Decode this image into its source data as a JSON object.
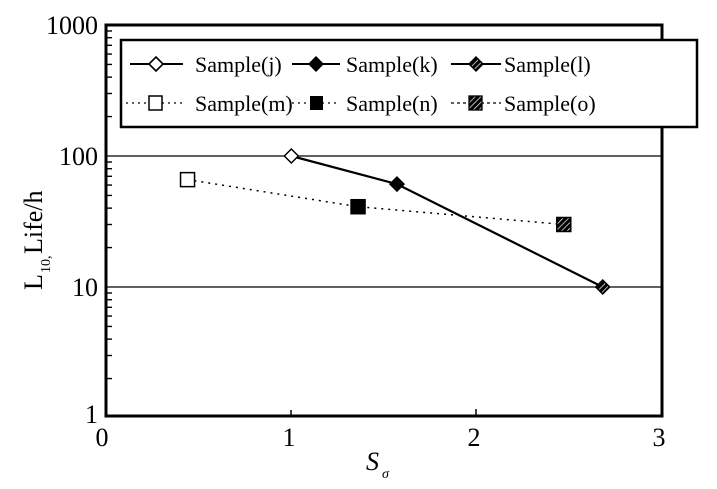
{
  "chart_data": {
    "type": "line",
    "title": "",
    "xlabel": "S",
    "xlabel_subscript": "σ",
    "ylabel": "L",
    "ylabel_subscript": "10,",
    "ylabel_suffix": " Life/h",
    "xlim": [
      0,
      3
    ],
    "ylim": [
      1,
      1000
    ],
    "yscale": "log",
    "xticks": [
      0,
      1,
      2,
      3
    ],
    "xtick_labels": [
      "0",
      "1",
      "2",
      "3"
    ],
    "yticks": [
      1,
      10,
      100,
      1000
    ],
    "ytick_labels": [
      "1",
      "10",
      "100",
      "1000"
    ],
    "grid": {
      "horizontal_at": [
        10,
        100
      ],
      "vertical": false
    },
    "legend": {
      "position": "top",
      "columns": 3,
      "entries": [
        "Sample(j)",
        "Sample(k)",
        "Sample(l)",
        "Sample(m)",
        "Sample(n)",
        "Sample(o)"
      ]
    },
    "series": [
      {
        "group": "solid",
        "name": "Sample(j)",
        "marker": "diamond-open",
        "line": "solid",
        "x": 1.0,
        "y": 100
      },
      {
        "group": "solid",
        "name": "Sample(k)",
        "marker": "diamond-filled",
        "line": "solid",
        "x": 1.57,
        "y": 61
      },
      {
        "group": "solid",
        "name": "Sample(l)",
        "marker": "diamond-hatched",
        "line": "solid",
        "x": 2.68,
        "y": 10
      },
      {
        "group": "dotted",
        "name": "Sample(m)",
        "marker": "square-open",
        "line": "dotted",
        "x": 0.44,
        "y": 66
      },
      {
        "group": "dotted",
        "name": "Sample(n)",
        "marker": "square-filled",
        "line": "dotted",
        "x": 1.36,
        "y": 41
      },
      {
        "group": "dotted",
        "name": "Sample(o)",
        "marker": "square-hatched",
        "line": "dotted",
        "x": 2.47,
        "y": 30
      }
    ],
    "connecting_lines": [
      {
        "style": "solid",
        "through": [
          "Sample(j)",
          "Sample(k)",
          "Sample(l)"
        ]
      },
      {
        "style": "dotted",
        "through": [
          "Sample(m)",
          "Sample(n)",
          "Sample(o)"
        ]
      }
    ]
  },
  "legend": {
    "row1": [
      {
        "label": "Sample(j)",
        "marker": "diamond-open",
        "icon": "open-diamond-icon"
      },
      {
        "label": "Sample(k)",
        "marker": "diamond-filled",
        "icon": "filled-diamond-icon"
      },
      {
        "label": "Sample(l)",
        "marker": "diamond-hatched",
        "icon": "hatched-diamond-icon"
      }
    ],
    "row2": [
      {
        "label": "Sample(m)",
        "marker": "square-open",
        "icon": "open-square-icon"
      },
      {
        "label": "Sample(n)",
        "marker": "square-filled",
        "icon": "filled-square-icon"
      },
      {
        "label": "Sample(o)",
        "marker": "square-hatched",
        "icon": "hatched-square-icon"
      }
    ]
  },
  "axes": {
    "y_tick_labels": [
      "1000",
      "100",
      "10",
      "1"
    ],
    "x_tick_labels": [
      "0",
      "1",
      "2",
      "3"
    ],
    "x_title": "S",
    "x_title_sub": "σ",
    "y_title_main": "L",
    "y_title_sub": "10,",
    "y_title_rest": " Life/h"
  },
  "colors": {
    "ink": "#000000",
    "background": "#ffffff"
  }
}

TASK TO COMPLETE =>
Reproduce all of the data exactly, omitting each picture it holds.

TASK RESULT =>
Decode this image into its source data as a JSON object.
{
  "chart_data": {
    "type": "line",
    "title": "",
    "xlabel": "S",
    "xlabel_subscript": "σ",
    "ylabel": "L",
    "ylabel_subscript": "10,",
    "ylabel_suffix": " Life/h",
    "xlim": [
      0,
      3
    ],
    "ylim": [
      1,
      1000
    ],
    "yscale": "log",
    "xticks": [
      0,
      1,
      2,
      3
    ],
    "xtick_labels": [
      "0",
      "1",
      "2",
      "3"
    ],
    "yticks": [
      1,
      10,
      100,
      1000
    ],
    "ytick_labels": [
      "1",
      "10",
      "100",
      "1000"
    ],
    "grid": {
      "horizontal_at": [
        10,
        100
      ],
      "vertical": false
    },
    "legend": {
      "position": "top",
      "columns": 3,
      "entries": [
        "Sample(j)",
        "Sample(k)",
        "Sample(l)",
        "Sample(m)",
        "Sample(n)",
        "Sample(o)"
      ]
    },
    "series": [
      {
        "group": "solid",
        "name": "Sample(j)",
        "marker": "diamond-open",
        "line": "solid",
        "x": 1.0,
        "y": 100
      },
      {
        "group": "solid",
        "name": "Sample(k)",
        "marker": "diamond-filled",
        "line": "solid",
        "x": 1.57,
        "y": 61
      },
      {
        "group": "solid",
        "name": "Sample(l)",
        "marker": "diamond-hatched",
        "line": "solid",
        "x": 2.68,
        "y": 10
      },
      {
        "group": "dotted",
        "name": "Sample(m)",
        "marker": "square-open",
        "line": "dotted",
        "x": 0.44,
        "y": 66
      },
      {
        "group": "dotted",
        "name": "Sample(n)",
        "marker": "square-filled",
        "line": "dotted",
        "x": 1.36,
        "y": 41
      },
      {
        "group": "dotted",
        "name": "Sample(o)",
        "marker": "square-hatched",
        "line": "dotted",
        "x": 2.47,
        "y": 30
      }
    ],
    "connecting_lines": [
      {
        "style": "solid",
        "through": [
          "Sample(j)",
          "Sample(k)",
          "Sample(l)"
        ]
      },
      {
        "style": "dotted",
        "through": [
          "Sample(m)",
          "Sample(n)",
          "Sample(o)"
        ]
      }
    ]
  },
  "legend": {
    "row1": [
      {
        "label": "Sample(j)",
        "marker": "diamond-open",
        "icon": "open-diamond-icon"
      },
      {
        "label": "Sample(k)",
        "marker": "diamond-filled",
        "icon": "filled-diamond-icon"
      },
      {
        "label": "Sample(l)",
        "marker": "diamond-hatched",
        "icon": "hatched-diamond-icon"
      }
    ],
    "row2": [
      {
        "label": "Sample(m)",
        "marker": "square-open",
        "icon": "open-square-icon"
      },
      {
        "label": "Sample(n)",
        "marker": "square-filled",
        "icon": "filled-square-icon"
      },
      {
        "label": "Sample(o)",
        "marker": "square-hatched",
        "icon": "hatched-square-icon"
      }
    ]
  },
  "axes": {
    "y_tick_labels": [
      "1000",
      "100",
      "10",
      "1"
    ],
    "x_tick_labels": [
      "0",
      "1",
      "2",
      "3"
    ],
    "x_title": "S",
    "x_title_sub": "σ",
    "y_title_main": "L",
    "y_title_sub": "10,",
    "y_title_rest": " Life/h"
  },
  "colors": {
    "ink": "#000000",
    "background": "#ffffff"
  }
}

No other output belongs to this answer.